● PROBLEM TO WORK ON
Pick out the lines containing "населения".

● RECORDS FOR THIS TASK
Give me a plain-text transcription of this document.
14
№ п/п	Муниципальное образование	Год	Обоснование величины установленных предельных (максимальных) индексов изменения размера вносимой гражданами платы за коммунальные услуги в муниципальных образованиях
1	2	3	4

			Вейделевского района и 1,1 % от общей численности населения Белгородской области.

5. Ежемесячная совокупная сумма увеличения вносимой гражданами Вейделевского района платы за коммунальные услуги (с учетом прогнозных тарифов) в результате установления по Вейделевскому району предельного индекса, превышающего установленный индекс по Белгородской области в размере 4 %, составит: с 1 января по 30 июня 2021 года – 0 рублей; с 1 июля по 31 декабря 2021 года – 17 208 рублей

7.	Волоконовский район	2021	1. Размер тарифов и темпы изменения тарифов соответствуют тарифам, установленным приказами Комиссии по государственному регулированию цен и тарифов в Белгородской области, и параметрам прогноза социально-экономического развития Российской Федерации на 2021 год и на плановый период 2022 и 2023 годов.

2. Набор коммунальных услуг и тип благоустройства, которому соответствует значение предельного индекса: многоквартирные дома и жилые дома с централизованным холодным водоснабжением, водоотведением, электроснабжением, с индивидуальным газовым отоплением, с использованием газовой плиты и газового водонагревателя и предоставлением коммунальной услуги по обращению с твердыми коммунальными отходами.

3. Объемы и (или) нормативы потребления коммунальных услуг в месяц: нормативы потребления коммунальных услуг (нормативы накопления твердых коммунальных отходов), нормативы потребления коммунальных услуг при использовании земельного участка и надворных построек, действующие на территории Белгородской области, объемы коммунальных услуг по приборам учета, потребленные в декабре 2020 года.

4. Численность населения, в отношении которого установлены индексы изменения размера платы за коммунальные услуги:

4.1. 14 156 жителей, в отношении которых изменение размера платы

● TASK RESULT
			Вейделевского района и 1,1 % от общей численности населения Белгородской области.
4. Численность населения, в отношении которого установлены индексы изменения размера платы за коммунальные услуги:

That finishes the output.